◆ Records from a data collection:
▼▼▼
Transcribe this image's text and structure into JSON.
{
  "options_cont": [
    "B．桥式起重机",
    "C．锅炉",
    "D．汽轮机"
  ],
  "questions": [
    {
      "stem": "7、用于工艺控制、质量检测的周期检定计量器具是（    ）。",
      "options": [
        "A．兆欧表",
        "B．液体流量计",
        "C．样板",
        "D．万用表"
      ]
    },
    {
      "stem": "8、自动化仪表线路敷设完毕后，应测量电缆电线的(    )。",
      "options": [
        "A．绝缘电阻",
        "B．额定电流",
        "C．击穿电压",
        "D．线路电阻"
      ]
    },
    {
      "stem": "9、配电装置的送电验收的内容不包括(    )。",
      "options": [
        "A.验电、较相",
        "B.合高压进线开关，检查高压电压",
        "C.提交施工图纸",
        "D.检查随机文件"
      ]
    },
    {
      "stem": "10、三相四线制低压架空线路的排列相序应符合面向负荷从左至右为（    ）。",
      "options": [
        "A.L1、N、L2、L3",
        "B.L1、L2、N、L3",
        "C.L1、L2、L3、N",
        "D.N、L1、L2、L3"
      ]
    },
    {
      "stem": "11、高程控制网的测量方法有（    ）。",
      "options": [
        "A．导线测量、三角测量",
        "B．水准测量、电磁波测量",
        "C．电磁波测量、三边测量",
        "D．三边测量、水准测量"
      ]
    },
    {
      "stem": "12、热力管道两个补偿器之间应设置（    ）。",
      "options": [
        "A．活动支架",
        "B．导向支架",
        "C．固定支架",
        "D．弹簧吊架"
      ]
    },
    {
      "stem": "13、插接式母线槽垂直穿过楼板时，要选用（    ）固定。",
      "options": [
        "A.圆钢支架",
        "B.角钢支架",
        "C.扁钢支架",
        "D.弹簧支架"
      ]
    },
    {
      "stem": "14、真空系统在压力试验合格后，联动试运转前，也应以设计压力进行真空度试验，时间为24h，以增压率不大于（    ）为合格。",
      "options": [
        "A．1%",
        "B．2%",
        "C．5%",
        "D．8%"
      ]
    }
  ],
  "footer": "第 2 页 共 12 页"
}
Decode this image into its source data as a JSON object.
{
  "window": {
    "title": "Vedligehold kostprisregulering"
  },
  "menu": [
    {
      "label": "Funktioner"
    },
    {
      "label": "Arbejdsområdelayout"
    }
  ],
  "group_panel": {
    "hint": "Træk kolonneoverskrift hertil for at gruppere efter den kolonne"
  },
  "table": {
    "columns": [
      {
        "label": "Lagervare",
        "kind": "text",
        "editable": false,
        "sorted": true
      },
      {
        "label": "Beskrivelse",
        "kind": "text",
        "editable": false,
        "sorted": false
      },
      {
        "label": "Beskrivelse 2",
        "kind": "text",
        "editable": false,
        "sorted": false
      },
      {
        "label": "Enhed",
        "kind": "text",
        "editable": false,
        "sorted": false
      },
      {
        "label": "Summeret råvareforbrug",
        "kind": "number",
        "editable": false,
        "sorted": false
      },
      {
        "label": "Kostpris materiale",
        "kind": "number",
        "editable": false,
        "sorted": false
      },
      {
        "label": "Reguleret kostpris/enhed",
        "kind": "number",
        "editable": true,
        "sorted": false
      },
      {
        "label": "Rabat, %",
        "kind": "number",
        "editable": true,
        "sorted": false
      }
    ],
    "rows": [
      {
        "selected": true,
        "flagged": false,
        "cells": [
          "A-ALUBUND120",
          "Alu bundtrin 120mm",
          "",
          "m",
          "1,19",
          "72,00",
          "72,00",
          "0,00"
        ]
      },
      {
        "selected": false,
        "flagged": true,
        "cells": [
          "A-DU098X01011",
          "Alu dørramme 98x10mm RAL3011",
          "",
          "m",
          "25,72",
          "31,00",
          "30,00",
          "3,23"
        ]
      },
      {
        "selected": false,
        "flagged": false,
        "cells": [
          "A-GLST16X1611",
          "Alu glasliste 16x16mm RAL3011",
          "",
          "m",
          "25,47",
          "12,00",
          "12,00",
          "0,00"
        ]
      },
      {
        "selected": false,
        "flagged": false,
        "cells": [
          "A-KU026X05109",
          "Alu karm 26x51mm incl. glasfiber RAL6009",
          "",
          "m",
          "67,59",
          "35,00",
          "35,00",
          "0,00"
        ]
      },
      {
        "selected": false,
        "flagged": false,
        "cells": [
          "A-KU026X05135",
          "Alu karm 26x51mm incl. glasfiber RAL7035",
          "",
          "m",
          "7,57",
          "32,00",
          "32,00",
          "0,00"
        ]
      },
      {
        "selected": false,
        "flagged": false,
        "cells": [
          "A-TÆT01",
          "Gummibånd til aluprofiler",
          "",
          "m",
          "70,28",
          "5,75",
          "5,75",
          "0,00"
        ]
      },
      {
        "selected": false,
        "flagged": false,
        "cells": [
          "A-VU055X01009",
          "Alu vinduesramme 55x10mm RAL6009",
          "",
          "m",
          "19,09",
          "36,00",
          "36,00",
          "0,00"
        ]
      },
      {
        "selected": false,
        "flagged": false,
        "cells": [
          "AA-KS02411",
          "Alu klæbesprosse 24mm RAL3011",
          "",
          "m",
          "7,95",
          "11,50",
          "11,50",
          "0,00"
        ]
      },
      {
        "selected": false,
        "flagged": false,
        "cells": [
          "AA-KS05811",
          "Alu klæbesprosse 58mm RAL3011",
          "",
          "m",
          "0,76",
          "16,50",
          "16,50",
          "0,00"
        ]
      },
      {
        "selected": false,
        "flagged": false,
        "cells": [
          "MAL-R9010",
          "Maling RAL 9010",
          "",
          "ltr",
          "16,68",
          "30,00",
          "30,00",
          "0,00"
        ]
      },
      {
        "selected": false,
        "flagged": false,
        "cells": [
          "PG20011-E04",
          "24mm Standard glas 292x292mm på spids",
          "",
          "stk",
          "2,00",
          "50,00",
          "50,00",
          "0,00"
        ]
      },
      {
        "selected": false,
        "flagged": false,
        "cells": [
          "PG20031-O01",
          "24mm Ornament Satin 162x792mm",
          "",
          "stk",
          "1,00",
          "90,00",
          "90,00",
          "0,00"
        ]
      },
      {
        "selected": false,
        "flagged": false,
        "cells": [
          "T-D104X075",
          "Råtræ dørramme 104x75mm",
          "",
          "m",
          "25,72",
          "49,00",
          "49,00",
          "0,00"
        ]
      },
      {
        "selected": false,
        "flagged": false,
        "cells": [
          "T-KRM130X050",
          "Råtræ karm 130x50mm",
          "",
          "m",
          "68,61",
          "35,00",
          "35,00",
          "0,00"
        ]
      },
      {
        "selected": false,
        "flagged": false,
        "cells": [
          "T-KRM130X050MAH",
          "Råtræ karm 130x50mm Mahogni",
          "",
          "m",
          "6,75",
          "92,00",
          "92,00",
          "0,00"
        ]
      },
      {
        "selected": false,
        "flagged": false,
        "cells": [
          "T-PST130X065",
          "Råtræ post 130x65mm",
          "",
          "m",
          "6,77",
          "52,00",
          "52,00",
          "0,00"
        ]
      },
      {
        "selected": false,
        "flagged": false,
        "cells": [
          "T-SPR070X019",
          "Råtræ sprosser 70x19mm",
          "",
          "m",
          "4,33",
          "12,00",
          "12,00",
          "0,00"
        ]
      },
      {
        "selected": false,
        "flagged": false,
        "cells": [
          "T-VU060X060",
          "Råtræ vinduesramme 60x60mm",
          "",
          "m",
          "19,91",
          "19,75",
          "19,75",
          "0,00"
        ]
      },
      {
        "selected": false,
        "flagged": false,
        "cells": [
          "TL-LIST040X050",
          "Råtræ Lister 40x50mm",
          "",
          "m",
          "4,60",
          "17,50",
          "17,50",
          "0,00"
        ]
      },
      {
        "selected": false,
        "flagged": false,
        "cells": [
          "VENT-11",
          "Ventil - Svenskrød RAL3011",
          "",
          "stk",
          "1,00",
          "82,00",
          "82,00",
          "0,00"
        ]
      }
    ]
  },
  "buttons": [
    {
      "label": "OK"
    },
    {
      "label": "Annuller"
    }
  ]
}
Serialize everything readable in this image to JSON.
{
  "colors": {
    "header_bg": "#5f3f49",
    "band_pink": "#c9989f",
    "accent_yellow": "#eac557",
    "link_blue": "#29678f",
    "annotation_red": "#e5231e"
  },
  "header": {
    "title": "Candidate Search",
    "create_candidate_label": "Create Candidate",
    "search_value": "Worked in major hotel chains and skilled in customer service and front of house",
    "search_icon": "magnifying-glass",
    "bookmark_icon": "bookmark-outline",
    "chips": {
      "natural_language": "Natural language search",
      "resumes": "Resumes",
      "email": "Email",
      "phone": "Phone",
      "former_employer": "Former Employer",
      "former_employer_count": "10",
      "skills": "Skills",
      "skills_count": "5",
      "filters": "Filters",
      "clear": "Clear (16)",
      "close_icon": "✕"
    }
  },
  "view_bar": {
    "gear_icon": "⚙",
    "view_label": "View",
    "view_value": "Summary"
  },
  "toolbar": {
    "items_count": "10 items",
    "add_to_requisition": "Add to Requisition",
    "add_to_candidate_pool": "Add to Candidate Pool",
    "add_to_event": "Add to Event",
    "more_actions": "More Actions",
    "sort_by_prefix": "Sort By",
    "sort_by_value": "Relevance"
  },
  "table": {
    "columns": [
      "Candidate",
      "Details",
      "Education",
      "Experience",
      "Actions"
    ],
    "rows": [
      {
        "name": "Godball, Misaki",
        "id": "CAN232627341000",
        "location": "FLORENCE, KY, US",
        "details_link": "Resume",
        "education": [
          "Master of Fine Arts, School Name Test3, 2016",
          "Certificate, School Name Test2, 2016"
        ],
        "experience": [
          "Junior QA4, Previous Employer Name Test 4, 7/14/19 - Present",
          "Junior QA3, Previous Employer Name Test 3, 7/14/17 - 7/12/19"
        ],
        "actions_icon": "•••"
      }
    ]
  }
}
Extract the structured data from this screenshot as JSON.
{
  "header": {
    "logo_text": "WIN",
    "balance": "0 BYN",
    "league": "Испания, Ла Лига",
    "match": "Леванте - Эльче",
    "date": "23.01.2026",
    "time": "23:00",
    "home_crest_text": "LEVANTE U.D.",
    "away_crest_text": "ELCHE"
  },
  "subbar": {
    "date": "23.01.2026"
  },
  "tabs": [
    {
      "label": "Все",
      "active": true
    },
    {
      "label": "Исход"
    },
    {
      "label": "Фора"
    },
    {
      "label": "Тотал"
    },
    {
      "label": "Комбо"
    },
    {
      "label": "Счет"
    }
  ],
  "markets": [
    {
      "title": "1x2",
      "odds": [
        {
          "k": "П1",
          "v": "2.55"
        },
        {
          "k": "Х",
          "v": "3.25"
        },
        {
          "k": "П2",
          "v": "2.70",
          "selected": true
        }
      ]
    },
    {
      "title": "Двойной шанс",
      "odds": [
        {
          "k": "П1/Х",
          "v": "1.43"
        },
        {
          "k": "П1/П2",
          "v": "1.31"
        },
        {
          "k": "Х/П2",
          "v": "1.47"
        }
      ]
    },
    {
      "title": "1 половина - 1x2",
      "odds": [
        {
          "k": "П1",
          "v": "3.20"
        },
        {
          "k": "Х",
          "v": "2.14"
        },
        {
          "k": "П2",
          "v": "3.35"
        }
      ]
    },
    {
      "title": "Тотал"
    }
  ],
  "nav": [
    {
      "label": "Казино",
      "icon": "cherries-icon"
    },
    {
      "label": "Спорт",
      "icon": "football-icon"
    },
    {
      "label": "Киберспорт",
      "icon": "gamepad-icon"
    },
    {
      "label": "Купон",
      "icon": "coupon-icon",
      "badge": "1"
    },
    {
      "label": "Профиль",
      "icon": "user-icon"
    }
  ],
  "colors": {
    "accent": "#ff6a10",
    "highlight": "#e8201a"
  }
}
▲▲▲
Copy out every line of the material above that mentions the word "true".

◆ Task answer:
        "sorted": true
        "editable": true,
        "editable": true,
        "selected": true,
        "flagged": true,
      "active": true
          "selected": true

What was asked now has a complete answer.